-- What the task asks --
Rewrite the material from its first line through the line containing "radio-1-label: radio 1: (22, 186, 67, 200)", changing "Favorite" to "Preferred" and leaving everything else as it is.

(Collection entries)
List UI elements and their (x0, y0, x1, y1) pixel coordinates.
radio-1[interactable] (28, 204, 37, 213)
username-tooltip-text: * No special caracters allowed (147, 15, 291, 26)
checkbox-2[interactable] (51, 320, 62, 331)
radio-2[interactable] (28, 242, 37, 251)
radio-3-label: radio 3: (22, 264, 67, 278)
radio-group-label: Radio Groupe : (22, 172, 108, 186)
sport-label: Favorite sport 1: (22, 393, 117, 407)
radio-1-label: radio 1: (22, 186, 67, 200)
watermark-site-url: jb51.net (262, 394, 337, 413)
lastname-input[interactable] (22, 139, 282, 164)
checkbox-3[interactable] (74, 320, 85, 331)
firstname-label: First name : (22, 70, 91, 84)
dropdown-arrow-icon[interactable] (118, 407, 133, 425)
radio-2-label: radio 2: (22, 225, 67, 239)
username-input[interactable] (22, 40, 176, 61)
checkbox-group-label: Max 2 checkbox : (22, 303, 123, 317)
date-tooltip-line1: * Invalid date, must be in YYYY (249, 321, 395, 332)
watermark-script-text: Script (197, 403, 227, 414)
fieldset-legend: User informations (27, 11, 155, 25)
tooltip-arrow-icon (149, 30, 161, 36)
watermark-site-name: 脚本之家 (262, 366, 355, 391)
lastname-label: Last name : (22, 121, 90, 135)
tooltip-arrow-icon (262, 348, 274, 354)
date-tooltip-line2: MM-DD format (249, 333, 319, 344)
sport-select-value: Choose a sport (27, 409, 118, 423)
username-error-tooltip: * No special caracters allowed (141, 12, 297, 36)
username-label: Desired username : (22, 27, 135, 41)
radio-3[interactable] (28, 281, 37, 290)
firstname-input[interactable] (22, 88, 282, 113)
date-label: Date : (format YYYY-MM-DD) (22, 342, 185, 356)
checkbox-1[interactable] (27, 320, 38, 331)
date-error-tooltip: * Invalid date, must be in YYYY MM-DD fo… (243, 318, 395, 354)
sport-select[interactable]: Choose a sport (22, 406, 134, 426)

-- Expected answer --
List UI elements and their (x0, y0, x1, y1) pixel coordinates.
radio-1[interactable] (28, 204, 37, 213)
username-tooltip-text: * No special caracters allowed (147, 15, 291, 26)
checkbox-2[interactable] (51, 320, 62, 331)
radio-2[interactable] (28, 242, 37, 251)
radio-3-label: radio 3: (22, 264, 67, 278)
radio-group-label: Radio Groupe : (22, 172, 108, 186)
sport-label: Preferred sport 1: (22, 393, 117, 407)
radio-1-label: radio 1: (22, 186, 67, 200)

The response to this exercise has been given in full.